Work to be completed.
Transcribe each entry exactly, without pictures.
*****
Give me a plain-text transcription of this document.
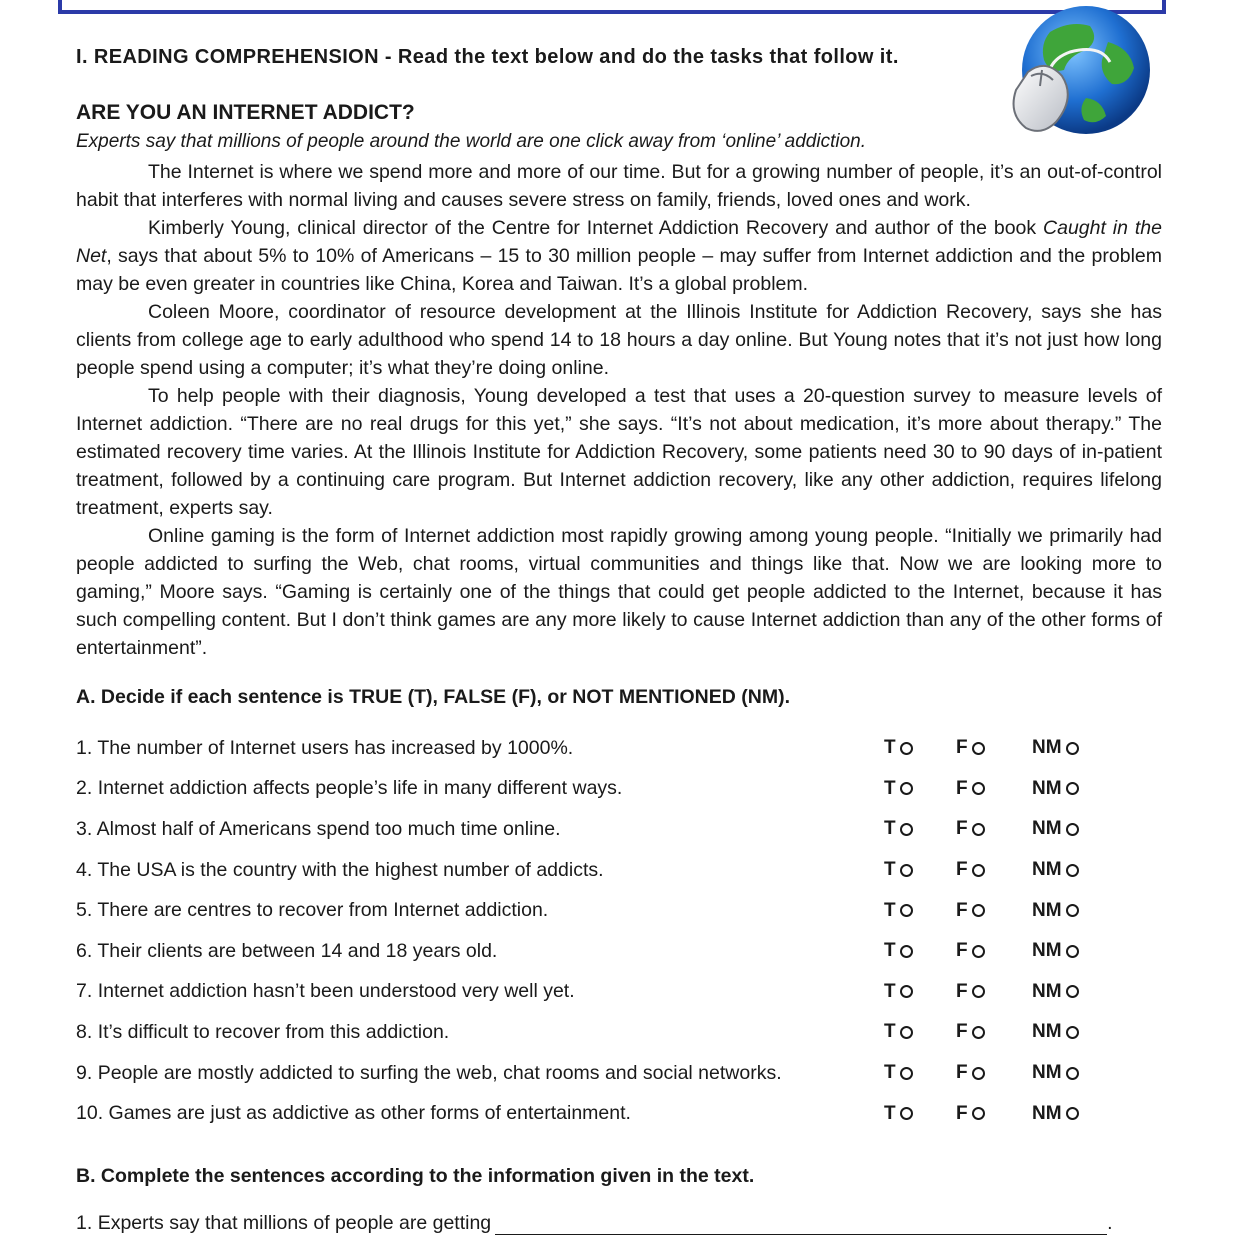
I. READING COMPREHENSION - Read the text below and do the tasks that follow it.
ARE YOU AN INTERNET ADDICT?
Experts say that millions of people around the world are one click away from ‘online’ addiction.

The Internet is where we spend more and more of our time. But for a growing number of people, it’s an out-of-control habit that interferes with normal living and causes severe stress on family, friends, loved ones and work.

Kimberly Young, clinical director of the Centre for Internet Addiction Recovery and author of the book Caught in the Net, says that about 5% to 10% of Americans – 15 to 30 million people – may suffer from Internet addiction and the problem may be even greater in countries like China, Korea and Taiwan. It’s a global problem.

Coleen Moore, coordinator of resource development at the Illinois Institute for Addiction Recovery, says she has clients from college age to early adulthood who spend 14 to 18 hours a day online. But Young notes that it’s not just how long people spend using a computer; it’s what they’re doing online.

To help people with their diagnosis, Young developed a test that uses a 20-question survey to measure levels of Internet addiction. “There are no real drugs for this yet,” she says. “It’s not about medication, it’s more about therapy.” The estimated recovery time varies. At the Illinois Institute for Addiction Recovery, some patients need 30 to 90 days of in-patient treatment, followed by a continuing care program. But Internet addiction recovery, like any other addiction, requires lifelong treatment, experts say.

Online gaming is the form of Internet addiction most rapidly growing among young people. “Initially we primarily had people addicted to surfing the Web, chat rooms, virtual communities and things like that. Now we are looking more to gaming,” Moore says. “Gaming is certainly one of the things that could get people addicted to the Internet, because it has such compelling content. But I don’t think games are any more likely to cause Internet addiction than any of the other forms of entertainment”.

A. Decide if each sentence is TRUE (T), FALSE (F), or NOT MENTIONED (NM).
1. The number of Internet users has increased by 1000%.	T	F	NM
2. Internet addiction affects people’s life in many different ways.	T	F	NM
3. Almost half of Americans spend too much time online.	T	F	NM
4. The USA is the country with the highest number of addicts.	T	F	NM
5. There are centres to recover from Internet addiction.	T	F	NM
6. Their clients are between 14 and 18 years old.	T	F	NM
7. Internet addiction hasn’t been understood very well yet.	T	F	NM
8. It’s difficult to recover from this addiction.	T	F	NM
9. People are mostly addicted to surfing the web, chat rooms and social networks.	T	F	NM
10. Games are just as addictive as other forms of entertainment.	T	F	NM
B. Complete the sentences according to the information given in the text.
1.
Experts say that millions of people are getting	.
*****
Completed task.
Give me a plain-text transcription of this document.
I. READING COMPREHENSION - Read the text below and do the tasks that follow it.
ARE YOU AN INTERNET ADDICT?
Experts say that millions of people around the world are one click away from ‘online’ addiction.

The Internet is where we spend more and more of our time. But for a growing number of people, it’s an out-of-control habit that interferes with normal living and causes severe stress on family, friends, loved ones and work.

Kimberly Young, clinical director of the Centre for Internet Addiction Recovery and author of the book Caught in the Net, says that about 5% to 10% of Americans – 15 to 30 million people – may suffer from Internet addiction and the problem may be even greater in countries like China, Korea and Taiwan. It’s a global problem.

Coleen Moore, coordinator of resource development at the Illinois Institute for Addiction Recovery, says she has clients from college age to early adulthood who spend 14 to 18 hours a day online. But Young notes that it’s not just how long people spend using a computer; it’s what they’re doing online.

To help people with their diagnosis, Young developed a test that uses a 20-question survey to measure levels of Internet addiction. “There are no real drugs for this yet,” she says. “It’s not about medication, it’s more about therapy.” The estimated recovery time varies. At the Illinois Institute for Addiction Recovery, some patients need 30 to 90 days of in-patient treatment, followed by a continuing care program. But Internet addiction recovery, like any other addiction, requires lifelong treatment, experts say.

Online gaming is the form of Internet addiction most rapidly growing among young people. “Initially we primarily had people addicted to surfing the Web, chat rooms, virtual communities and things like that. Now we are looking more to gaming,” Moore says. “Gaming is certainly one of the things that could get people addicted to the Internet, because it has such compelling content. But I don’t think games are any more likely to cause Internet addiction than any of the other forms of entertainment”.

A. Decide if each sentence is TRUE (T), FALSE (F), or NOT MENTIONED (NM).
1. The number of Internet users has increased by 1000%.	T	F	NM
2. Internet addiction affects people’s life in many different ways.	T	F	NM
3. Almost half of Americans spend too much time online.	T	F	NM
4. The USA is the country with the highest number of addicts.	T	F	NM
5. There are centres to recover from Internet addiction.	T	F	NM
6. Their clients are between 14 and 18 years old.	T	F	NM
7. Internet addiction hasn’t been understood very well yet.	T	F	NM
8. It’s difficult to recover from this addiction.	T	F	NM
9. People are mostly addicted to surfing the web, chat rooms and social networks.	T	F	NM
10. Games are just as addictive as other forms of entertainment.	T	F	NM
B. Complete the sentences according to the information given in the text.
1.
Experts say that millions of people are getting	.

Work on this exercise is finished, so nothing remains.